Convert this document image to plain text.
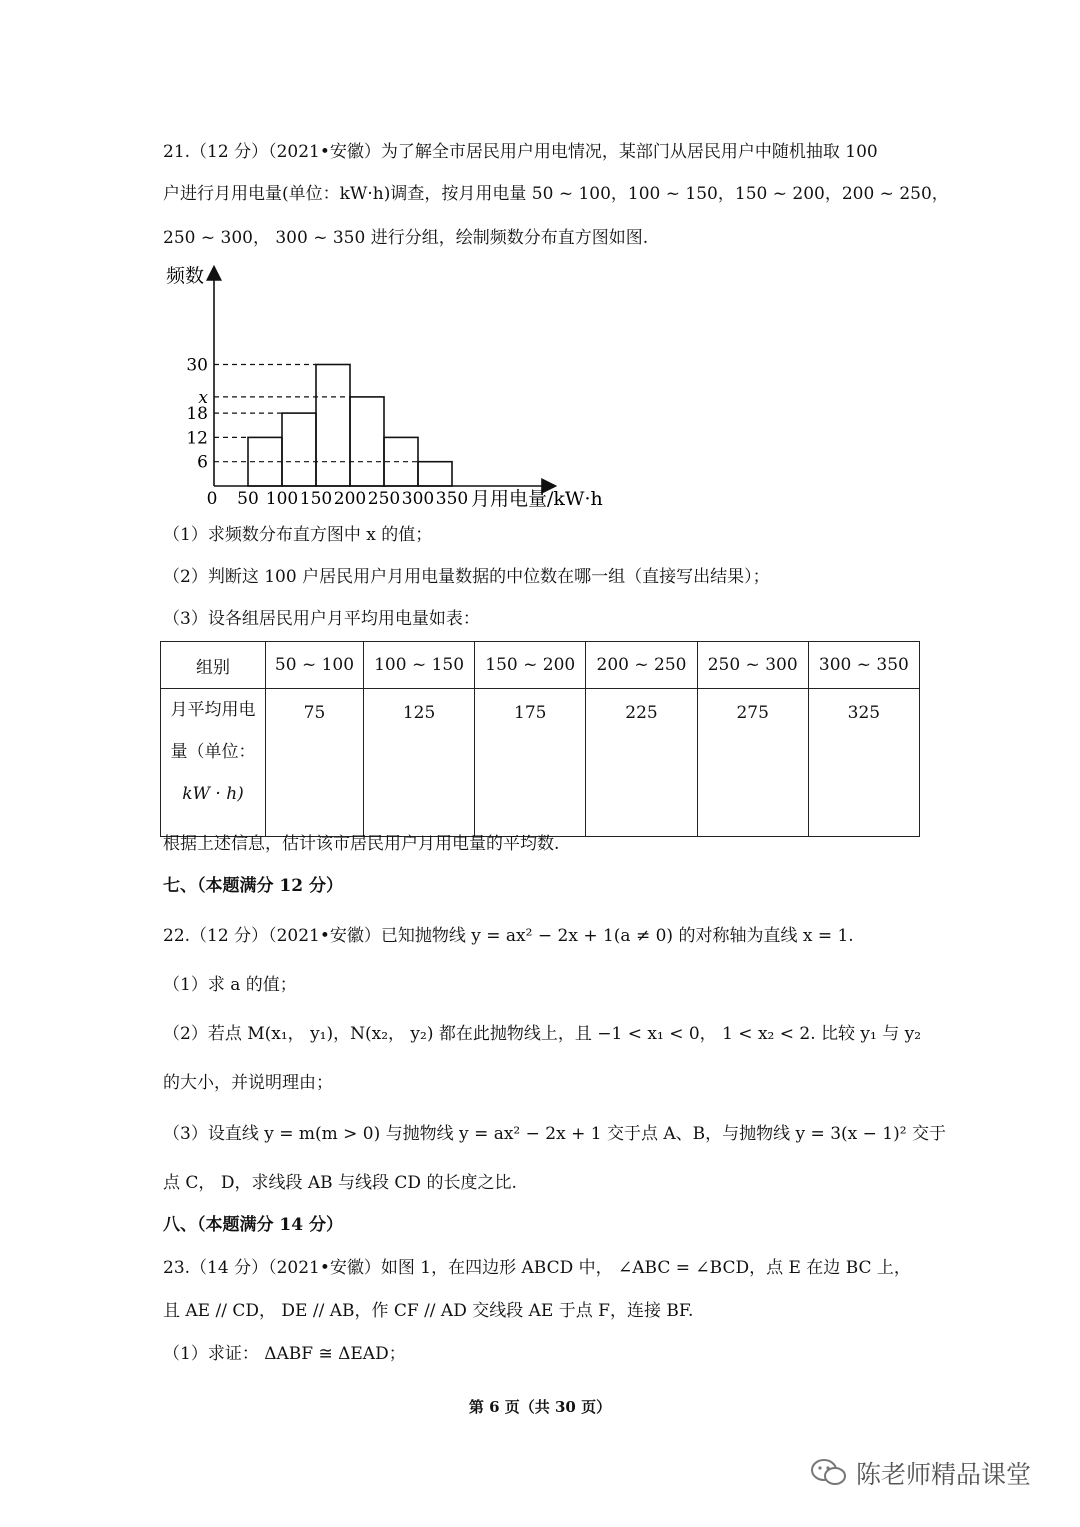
21.（12 分）（2021•安徽）为了解全市居民用户用电情况，某部门从居民用户中随机抽取 100
户进行月用电量(单位：kW·h)调查，按月用电量 50 ~ 100，100 ~ 150，150 ~ 200，200 ~ 250，
250 ~ 300， 300 ~ 350 进行分组，绘制频数分布直方图如图.
频数
6
12
18
x
30
0 50 100 150 200 250 300 350 月用电量/kW·h
（1）求频数分布直方图中 x 的值；
（2）判断这 100 户居民用户月用电量数据的中位数在哪一组（直接写出结果）；
（3）设各组居民用户月平均用电量如表：
组别	50 ~ 100	100 ~ 150	150 ~ 200	200 ~ 250	250 ~ 300	300 ~ 350

月平均用电
量（单位：
kW · h)	75	125	175	225	275	325
根据上述信息，估计该市居民用户月用电量的平均数.
七、（本题满分 12 分）
22.（12 分）（2021•安徽）已知抛物线 y = ax² − 2x + 1(a ≠ 0) 的对称轴为直线 x = 1.
（1）求 a 的值；
（2）若点 M(x₁， y₁)，N(x₂， y₂) 都在此抛物线上，且 −1 < x₁ < 0， 1 < x₂ < 2. 比较 y₁ 与 y₂
的大小，并说明理由；
（3）设直线 y = m(m > 0) 与抛物线 y = ax² − 2x + 1 交于点 A、B，与抛物线 y = 3(x − 1)² 交于
点 C， D，求线段 AB 与线段 CD 的长度之比.
八、（本题满分 14 分）
23.（14 分）（2021•安徽）如图 1，在四边形 ABCD 中， ∠ABC = ∠BCD，点 E 在边 BC 上，
且 AE // CD， DE // AB，作 CF // AD 交线段 AE 于点 F，连接 BF.
（1）求证： ΔABF ≅ ΔEAD；
第 6 页（共 30 页）
陈老师精品课堂
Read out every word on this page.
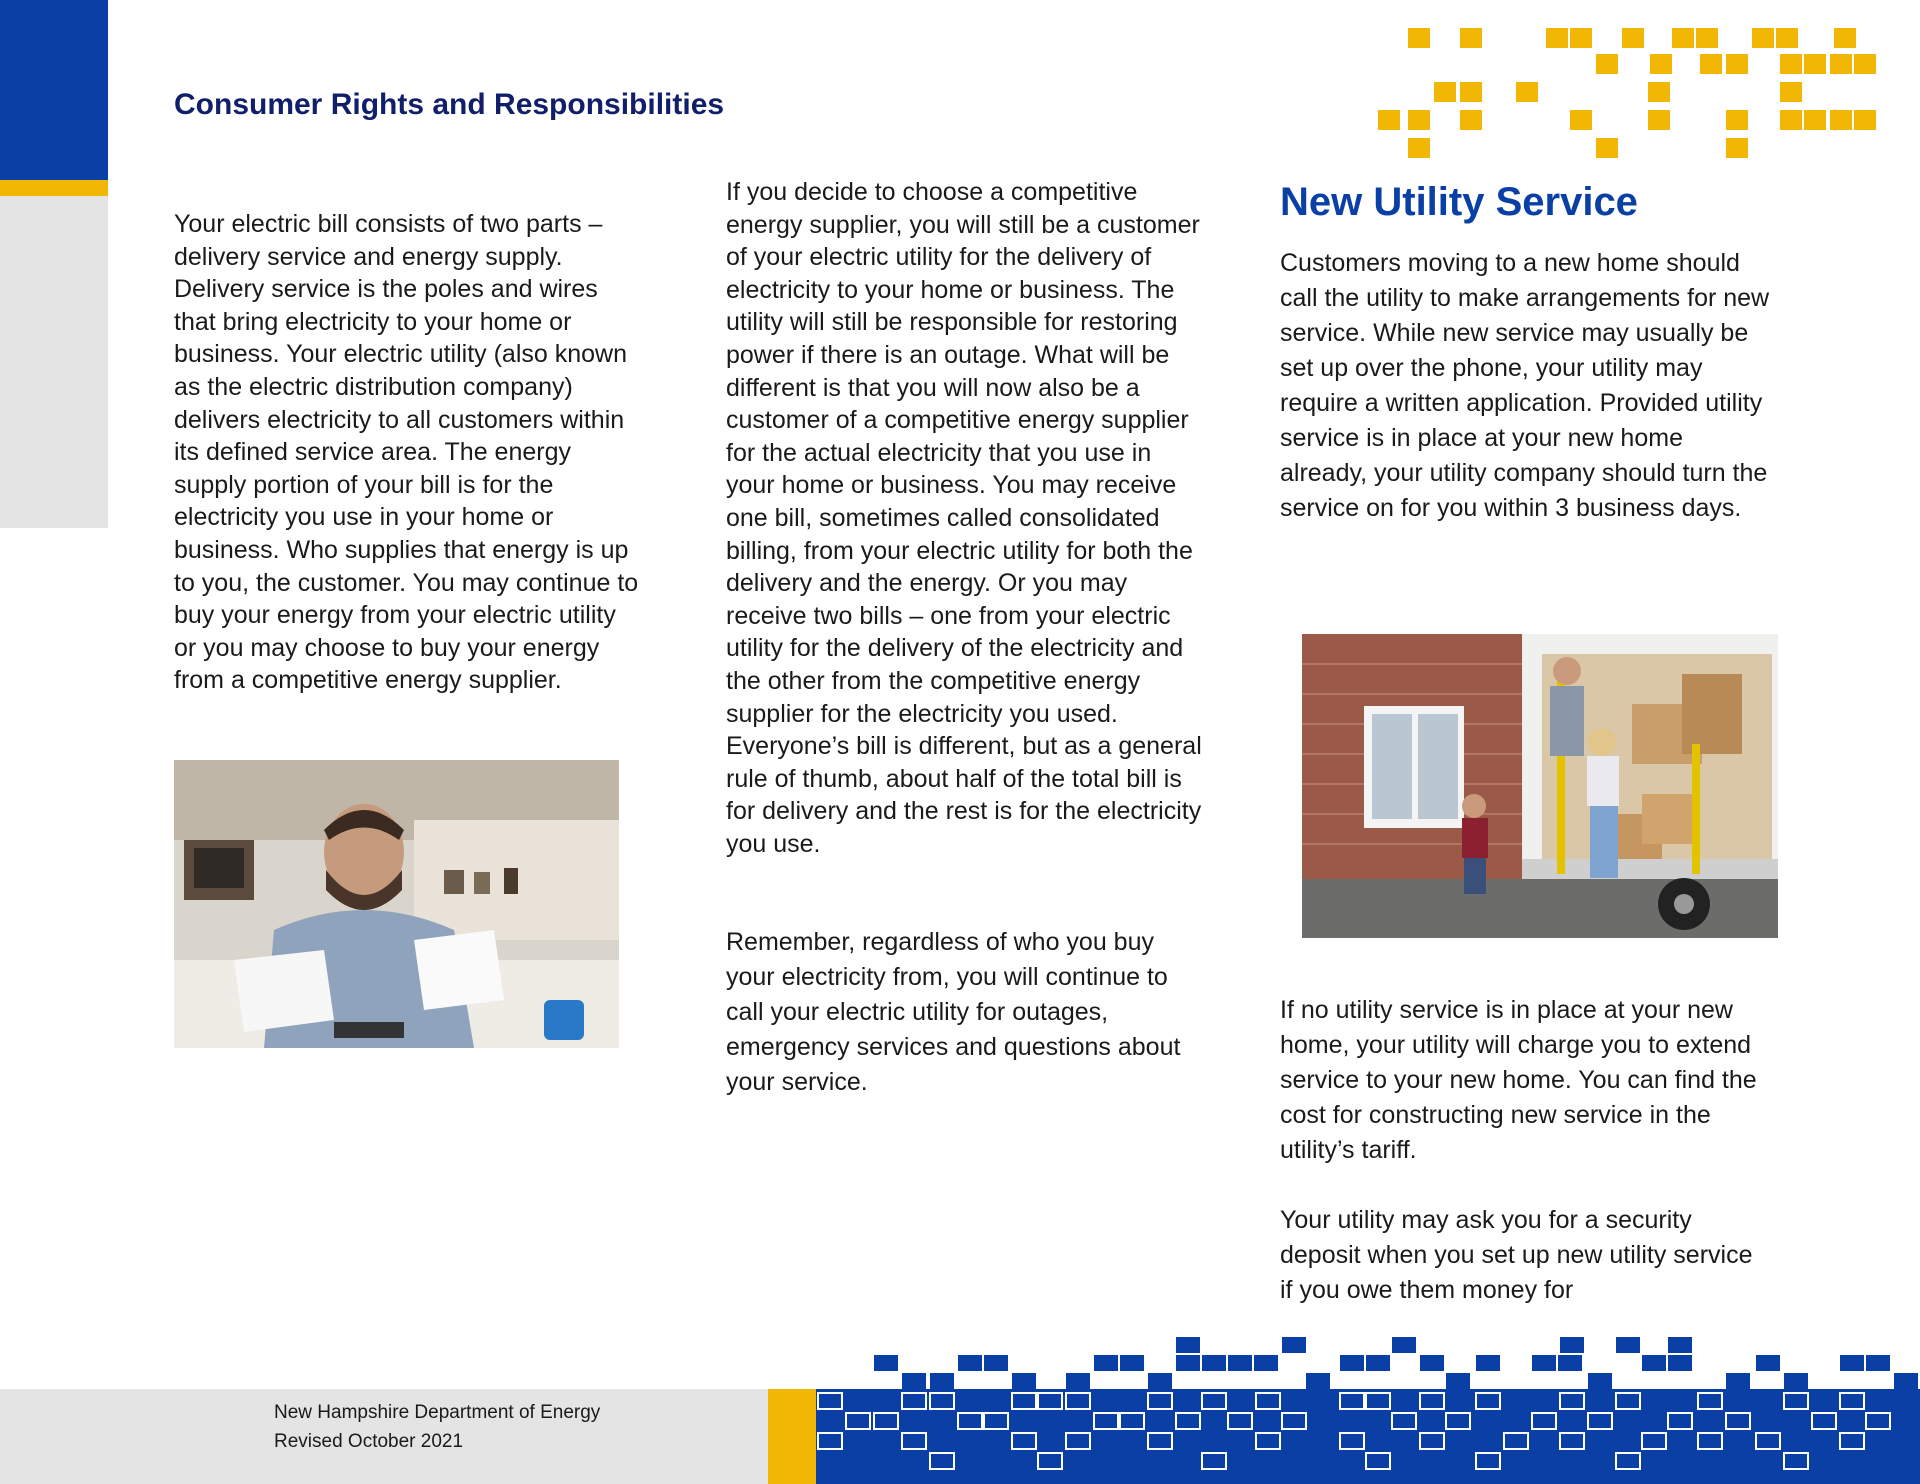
Consumer Rights and Responsibilities

Your electric bill consists of two parts – delivery service and energy supply. Delivery service is the poles and wires that bring electricity to your home or business. Your electric utility (also known as the electric distribution company) delivers electricity to all customers within its defined service area. The energy supply portion of your bill is for the electricity you use in your home or business. Who supplies that energy is up to you, the customer. You may continue to buy your energy from your electric utility or you may choose to buy your energy from a competitive energy supplier.

If you decide to choose a competitive energy supplier, you will still be a customer of your electric utility for the delivery of electricity to your home or business. The utility will still be responsible for restoring power if there is an outage. What will be different is that you will now also be a customer of a competitive energy supplier for the actual electricity that you use in your home or business. You may receive one bill, sometimes called consolidated billing, from your electric utility for both the delivery and the energy. Or you may receive two bills – one from your electric utility for the delivery of the electricity and the other from the competitive energy supplier for the electricity you used. Everyone’s bill is different, but as a general rule of thumb, about half of the total bill is for delivery and the rest is for the electricity you use.

Remember, regardless of who you buy your electricity from, you will continue to call your electric utility for outages, emergency services and questions about your service.

New Utility Service

Customers moving to a new home should call the utility to make arrangements for new service. While new service may usually be set up over the phone, your utility may require a written application. Provided utility service is in place at your new home already, your utility company should turn the service on for you within 3 business days.

If no utility service is in place at your new home, your utility will charge you to extend service to your new home. You can find the cost for constructing new service in the utility’s tariff.

Your utility may ask you for a security deposit when you set up new utility service if you owe them money for

New Hampshire Department of Energy
Revised October 2021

Task requirements: Gather each line from the listing above that holds "this".

Task response:
Convert this document image to plain text.
Read out every word on this page.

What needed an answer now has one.